[Supplied information]
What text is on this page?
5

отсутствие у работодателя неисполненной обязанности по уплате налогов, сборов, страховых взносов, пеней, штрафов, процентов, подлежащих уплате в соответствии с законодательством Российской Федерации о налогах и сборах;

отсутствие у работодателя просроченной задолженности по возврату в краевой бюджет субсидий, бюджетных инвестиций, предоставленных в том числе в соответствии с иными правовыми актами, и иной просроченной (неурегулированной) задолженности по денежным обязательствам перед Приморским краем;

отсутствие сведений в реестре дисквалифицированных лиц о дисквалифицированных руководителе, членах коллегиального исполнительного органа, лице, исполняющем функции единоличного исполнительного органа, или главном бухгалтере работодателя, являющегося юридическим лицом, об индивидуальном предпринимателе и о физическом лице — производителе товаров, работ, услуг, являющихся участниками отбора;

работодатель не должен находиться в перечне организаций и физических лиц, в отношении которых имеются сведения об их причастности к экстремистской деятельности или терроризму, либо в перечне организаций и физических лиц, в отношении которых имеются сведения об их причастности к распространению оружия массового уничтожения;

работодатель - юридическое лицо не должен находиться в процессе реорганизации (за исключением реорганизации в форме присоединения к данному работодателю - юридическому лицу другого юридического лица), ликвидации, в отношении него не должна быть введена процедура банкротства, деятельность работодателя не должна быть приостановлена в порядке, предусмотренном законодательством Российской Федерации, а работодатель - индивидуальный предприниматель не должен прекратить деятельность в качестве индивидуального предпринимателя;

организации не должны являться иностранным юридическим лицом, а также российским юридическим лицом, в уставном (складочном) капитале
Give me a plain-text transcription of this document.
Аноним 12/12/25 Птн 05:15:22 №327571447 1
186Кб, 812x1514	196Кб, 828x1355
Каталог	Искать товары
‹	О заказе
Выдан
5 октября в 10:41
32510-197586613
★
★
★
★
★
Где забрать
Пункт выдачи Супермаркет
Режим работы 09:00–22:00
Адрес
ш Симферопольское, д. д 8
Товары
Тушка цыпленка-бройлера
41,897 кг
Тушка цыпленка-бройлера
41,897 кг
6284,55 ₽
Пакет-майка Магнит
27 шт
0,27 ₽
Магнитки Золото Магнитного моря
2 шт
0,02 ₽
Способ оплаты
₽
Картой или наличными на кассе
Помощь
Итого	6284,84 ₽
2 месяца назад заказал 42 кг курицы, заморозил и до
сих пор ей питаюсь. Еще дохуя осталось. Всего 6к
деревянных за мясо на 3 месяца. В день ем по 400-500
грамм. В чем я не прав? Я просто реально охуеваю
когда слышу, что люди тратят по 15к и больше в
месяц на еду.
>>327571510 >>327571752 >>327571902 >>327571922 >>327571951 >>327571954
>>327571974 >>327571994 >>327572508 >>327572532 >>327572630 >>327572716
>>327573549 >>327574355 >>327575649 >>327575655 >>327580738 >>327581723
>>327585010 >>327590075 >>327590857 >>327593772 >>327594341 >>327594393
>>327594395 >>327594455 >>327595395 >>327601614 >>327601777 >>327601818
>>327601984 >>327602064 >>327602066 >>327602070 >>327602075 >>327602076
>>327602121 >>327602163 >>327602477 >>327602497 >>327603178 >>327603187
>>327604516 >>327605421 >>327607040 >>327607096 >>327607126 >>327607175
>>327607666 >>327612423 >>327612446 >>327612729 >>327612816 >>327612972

[Exercise description]
From the entries above, copy every line where the word "работодатель" shows up.

[Solved problem]
работодатель не должен находиться в перечне организаций и физических лиц, в отношении которых имеются сведения об их причастности к экстремистской деятельности или терроризму, либо в перечне организаций и физических лиц, в отношении которых имеются сведения об их причастности к распространению оружия массового уничтожения;
работодатель - юридическое лицо не должен находиться в процессе реорганизации (за исключением реорганизации в форме присоединения к данному работодателю - юридическому лицу другого юридического лица), ликвидации, в отношении него не должна быть введена процедура банкротства, деятельность работодателя не должна быть приостановлена в порядке, предусмотренном законодательством Российской Федерации, а работодатель - индивидуальный предприниматель не должен прекратить деятельность в качестве индивидуального предпринимателя;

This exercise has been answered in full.